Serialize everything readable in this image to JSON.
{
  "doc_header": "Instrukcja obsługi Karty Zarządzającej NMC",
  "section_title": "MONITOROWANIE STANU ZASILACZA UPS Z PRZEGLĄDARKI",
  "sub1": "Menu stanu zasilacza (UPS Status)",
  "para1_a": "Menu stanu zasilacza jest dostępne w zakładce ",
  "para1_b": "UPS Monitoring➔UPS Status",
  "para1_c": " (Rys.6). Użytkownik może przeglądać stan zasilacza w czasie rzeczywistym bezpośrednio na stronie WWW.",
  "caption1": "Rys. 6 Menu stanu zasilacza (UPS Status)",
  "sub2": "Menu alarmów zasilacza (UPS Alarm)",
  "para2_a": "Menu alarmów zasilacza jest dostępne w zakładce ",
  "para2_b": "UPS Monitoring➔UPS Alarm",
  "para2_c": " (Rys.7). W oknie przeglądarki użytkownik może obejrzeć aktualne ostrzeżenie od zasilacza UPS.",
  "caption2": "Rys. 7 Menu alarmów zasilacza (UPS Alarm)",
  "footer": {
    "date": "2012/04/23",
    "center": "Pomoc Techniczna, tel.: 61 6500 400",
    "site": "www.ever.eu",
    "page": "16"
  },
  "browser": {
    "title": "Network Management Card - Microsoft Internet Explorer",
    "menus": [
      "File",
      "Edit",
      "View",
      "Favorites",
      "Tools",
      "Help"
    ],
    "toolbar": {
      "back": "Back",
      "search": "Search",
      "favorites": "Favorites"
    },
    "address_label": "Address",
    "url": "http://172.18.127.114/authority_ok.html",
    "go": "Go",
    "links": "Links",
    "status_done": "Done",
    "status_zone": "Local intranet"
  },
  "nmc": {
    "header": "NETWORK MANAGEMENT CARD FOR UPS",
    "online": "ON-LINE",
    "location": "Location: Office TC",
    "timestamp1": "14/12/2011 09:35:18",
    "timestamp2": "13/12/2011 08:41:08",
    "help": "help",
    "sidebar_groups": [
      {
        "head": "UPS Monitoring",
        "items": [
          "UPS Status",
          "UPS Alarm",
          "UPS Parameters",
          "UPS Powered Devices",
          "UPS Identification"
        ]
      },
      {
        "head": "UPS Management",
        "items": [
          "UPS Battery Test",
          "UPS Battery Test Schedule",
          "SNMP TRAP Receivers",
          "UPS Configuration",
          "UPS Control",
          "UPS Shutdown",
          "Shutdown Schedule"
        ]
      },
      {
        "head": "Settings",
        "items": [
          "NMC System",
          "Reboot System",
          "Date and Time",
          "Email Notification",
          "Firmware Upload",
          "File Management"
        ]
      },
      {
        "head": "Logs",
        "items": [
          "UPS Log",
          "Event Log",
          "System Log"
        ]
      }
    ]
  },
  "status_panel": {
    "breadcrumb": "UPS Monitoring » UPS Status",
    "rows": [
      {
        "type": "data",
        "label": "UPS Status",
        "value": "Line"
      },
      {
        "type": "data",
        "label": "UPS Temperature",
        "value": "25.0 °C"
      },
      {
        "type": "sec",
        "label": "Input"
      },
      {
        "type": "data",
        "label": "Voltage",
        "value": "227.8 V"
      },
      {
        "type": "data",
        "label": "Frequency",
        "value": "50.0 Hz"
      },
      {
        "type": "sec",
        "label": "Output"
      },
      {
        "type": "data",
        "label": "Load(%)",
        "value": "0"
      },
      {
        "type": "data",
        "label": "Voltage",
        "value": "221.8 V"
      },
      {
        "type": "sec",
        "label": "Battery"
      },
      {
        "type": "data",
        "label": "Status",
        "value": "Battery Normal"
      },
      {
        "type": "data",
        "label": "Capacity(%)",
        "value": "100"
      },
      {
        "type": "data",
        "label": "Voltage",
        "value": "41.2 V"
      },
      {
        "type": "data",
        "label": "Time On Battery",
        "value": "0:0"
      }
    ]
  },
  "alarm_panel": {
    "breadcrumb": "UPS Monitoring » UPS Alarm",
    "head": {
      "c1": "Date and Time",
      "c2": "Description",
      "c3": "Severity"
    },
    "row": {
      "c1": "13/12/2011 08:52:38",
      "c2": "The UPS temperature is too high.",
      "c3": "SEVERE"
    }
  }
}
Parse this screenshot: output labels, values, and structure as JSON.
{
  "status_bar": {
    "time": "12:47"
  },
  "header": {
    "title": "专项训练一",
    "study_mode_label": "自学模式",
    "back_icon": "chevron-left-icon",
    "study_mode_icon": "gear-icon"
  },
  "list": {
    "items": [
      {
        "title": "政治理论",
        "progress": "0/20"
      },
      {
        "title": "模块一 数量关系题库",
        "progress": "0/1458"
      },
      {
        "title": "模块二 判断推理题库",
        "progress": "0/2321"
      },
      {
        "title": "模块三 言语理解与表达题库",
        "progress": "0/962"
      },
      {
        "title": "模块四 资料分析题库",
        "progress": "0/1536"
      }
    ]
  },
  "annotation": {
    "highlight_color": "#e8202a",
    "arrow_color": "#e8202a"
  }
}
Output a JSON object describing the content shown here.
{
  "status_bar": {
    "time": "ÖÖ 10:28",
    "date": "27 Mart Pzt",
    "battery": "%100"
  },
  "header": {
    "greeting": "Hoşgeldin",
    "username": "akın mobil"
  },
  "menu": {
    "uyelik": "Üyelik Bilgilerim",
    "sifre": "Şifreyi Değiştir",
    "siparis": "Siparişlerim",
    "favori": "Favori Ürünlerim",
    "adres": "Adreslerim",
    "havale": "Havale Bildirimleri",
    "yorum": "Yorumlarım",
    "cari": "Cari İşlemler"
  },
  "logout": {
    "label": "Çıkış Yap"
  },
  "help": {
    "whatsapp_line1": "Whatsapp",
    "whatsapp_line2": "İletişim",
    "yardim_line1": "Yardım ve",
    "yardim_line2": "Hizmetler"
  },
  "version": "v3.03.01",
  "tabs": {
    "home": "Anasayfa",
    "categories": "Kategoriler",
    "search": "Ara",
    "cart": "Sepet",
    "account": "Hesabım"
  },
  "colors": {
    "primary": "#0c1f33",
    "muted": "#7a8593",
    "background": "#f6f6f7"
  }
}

### PROBLEM
Each entry above is to be quoted exactly.

### CORRECT RESULT
Serialize everything readable in this image to JSON.
{
  "doc_header": "Instrukcja obsługi Karty Zarządzającej NMC",
  "section_title": "MONITOROWANIE STANU ZASILACZA UPS Z PRZEGLĄDARKI",
  "sub1": "Menu stanu zasilacza (UPS Status)",
  "para1_a": "Menu stanu zasilacza jest dostępne w zakładce ",
  "para1_b": "UPS Monitoring➔UPS Status",
  "para1_c": " (Rys.6). Użytkownik może przeglądać stan zasilacza w czasie rzeczywistym bezpośrednio na stronie WWW.",
  "caption1": "Rys. 6 Menu stanu zasilacza (UPS Status)",
  "sub2": "Menu alarmów zasilacza (UPS Alarm)",
  "para2_a": "Menu alarmów zasilacza jest dostępne w zakładce ",
  "para2_b": "UPS Monitoring➔UPS Alarm",
  "para2_c": " (Rys.7). W oknie przeglądarki użytkownik może obejrzeć aktualne ostrzeżenie od zasilacza UPS.",
  "caption2": "Rys. 7 Menu alarmów zasilacza (UPS Alarm)",
  "footer": {
    "date": "2012/04/23",
    "center": "Pomoc Techniczna, tel.: 61 6500 400",
    "site": "www.ever.eu",
    "page": "16"
  },
  "browser": {
    "title": "Network Management Card - Microsoft Internet Explorer",
    "menus": [
      "File",
      "Edit",
      "View",
      "Favorites",
      "Tools",
      "Help"
    ],
    "toolbar": {
      "back": "Back",
      "search": "Search",
      "favorites": "Favorites"
    },
    "address_label": "Address",
    "url": "http://172.18.127.114/authority_ok.html",
    "go": "Go",
    "links": "Links",
    "status_done": "Done",
    "status_zone": "Local intranet"
  },
  "nmc": {
    "header": "NETWORK MANAGEMENT CARD FOR UPS",
    "online": "ON-LINE",
    "location": "Location: Office TC",
    "timestamp1": "14/12/2011 09:35:18",
    "timestamp2": "13/12/2011 08:41:08",
    "help": "help",
    "sidebar_groups": [
      {
        "head": "UPS Monitoring",
        "items": [
          "UPS Status",
          "UPS Alarm",
          "UPS Parameters",
          "UPS Powered Devices",
          "UPS Identification"
        ]
      },
      {
        "head": "UPS Management",
        "items": [
          "UPS Battery Test",
          "UPS Battery Test Schedule",
          "SNMP TRAP Receivers",
          "UPS Configuration",
          "UPS Control",
          "UPS Shutdown",
          "Shutdown Schedule"
        ]
      },
      {
        "head": "Settings",
        "items": [
          "NMC System",
          "Reboot System",
          "Date and Time",
          "Email Notification",
          "Firmware Upload",
          "File Management"
        ]
      },
      {
        "head": "Logs",
        "items": [
          "UPS Log",
          "Event Log",
          "System Log"
        ]
      }
    ]
  },
  "status_panel": {
    "breadcrumb": "UPS Monitoring » UPS Status",
    "rows": [
      {
        "type": "data",
        "label": "UPS Status",
        "value": "Line"
      },
      {
        "type": "data",
        "label": "UPS Temperature",
        "value": "25.0 °C"
      },
      {
        "type": "sec",
        "label": "Input"
      },
      {
        "type": "data",
        "label": "Voltage",
        "value": "227.8 V"
      },
      {
        "type": "data",
        "label": "Frequency",
        "value": "50.0 Hz"
      },
      {
        "type": "sec",
        "label": "Output"
      },
      {
        "type": "data",
        "label": "Load(%)",
        "value": "0"
      },
      {
        "type": "data",
        "label": "Voltage",
        "value": "221.8 V"
      },
      {
        "type": "sec",
        "label": "Battery"
      },
      {
        "type": "data",
        "label": "Status",
        "value": "Battery Normal"
      },
      {
        "type": "data",
        "label": "Capacity(%)",
        "value": "100"
      },
      {
        "type": "data",
        "label": "Voltage",
        "value": "41.2 V"
      },
      {
        "type": "data",
        "label": "Time On Battery",
        "value": "0:0"
      }
    ]
  },
  "alarm_panel": {
    "breadcrumb": "UPS Monitoring » UPS Alarm",
    "head": {
      "c1": "Date and Time",
      "c2": "Description",
      "c3": "Severity"
    },
    "row": {
      "c1": "13/12/2011 08:52:38",
      "c2": "The UPS temperature is too high.",
      "c3": "SEVERE"
    }
  }
}
Parse this screenshot: output labels, values, and structure as JSON.
{
  "status_bar": {
    "time": "12:47"
  },
  "header": {
    "title": "专项训练一",
    "study_mode_label": "自学模式",
    "back_icon": "chevron-left-icon",
    "study_mode_icon": "gear-icon"
  },
  "list": {
    "items": [
      {
        "title": "政治理论",
        "progress": "0/20"
      },
      {
        "title": "模块一 数量关系题库",
        "progress": "0/1458"
      },
      {
        "title": "模块二 判断推理题库",
        "progress": "0/2321"
      },
      {
        "title": "模块三 言语理解与表达题库",
        "progress": "0/962"
      },
      {
        "title": "模块四 资料分析题库",
        "progress": "0/1536"
      }
    ]
  },
  "annotation": {
    "highlight_color": "#e8202a",
    "arrow_color": "#e8202a"
  }
}
Output a JSON object describing the content shown here.
{
  "status_bar": {
    "time": "ÖÖ 10:28",
    "date": "27 Mart Pzt",
    "battery": "%100"
  },
  "header": {
    "greeting": "Hoşgeldin",
    "username": "akın mobil"
  },
  "menu": {
    "uyelik": "Üyelik Bilgilerim",
    "sifre": "Şifreyi Değiştir",
    "siparis": "Siparişlerim",
    "favori": "Favori Ürünlerim",
    "adres": "Adreslerim",
    "havale": "Havale Bildirimleri",
    "yorum": "Yorumlarım",
    "cari": "Cari İşlemler"
  },
  "logout": {
    "label": "Çıkış Yap"
  },
  "help": {
    "whatsapp_line1": "Whatsapp",
    "whatsapp_line2": "İletişim",
    "yardim_line1": "Yardım ve",
    "yardim_line2": "Hizmetler"
  },
  "version": "v3.03.01",
  "tabs": {
    "home": "Anasayfa",
    "categories": "Kategoriler",
    "search": "Ara",
    "cart": "Sepet",
    "account": "Hesabım"
  },
  "colors": {
    "primary": "#0c1f33",
    "muted": "#7a8593",
    "background": "#f6f6f7"
  }
}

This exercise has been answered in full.